***** Input for this task *****

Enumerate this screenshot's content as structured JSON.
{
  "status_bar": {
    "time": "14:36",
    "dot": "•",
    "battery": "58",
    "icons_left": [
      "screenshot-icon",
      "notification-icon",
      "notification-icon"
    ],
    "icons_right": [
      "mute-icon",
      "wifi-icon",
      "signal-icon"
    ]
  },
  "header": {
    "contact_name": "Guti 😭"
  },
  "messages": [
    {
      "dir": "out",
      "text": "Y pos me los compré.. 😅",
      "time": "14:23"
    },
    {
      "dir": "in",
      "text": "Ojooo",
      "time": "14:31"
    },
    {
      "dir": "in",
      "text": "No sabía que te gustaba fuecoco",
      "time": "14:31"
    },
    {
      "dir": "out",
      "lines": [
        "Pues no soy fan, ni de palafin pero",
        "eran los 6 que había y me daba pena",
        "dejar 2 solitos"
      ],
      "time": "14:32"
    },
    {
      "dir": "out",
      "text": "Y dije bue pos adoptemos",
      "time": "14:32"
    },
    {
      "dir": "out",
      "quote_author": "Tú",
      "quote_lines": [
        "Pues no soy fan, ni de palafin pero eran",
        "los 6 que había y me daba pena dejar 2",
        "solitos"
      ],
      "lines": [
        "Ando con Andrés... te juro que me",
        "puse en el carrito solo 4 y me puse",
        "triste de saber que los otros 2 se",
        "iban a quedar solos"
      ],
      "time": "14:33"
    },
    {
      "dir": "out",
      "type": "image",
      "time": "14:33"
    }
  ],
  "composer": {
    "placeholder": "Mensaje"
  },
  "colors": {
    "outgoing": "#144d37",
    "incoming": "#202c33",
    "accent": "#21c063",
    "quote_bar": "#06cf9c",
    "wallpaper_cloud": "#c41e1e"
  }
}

*****

**Description of the task**
Tell how many lines of the material above hold "Pues", answering with a bare number.

**Task response**
2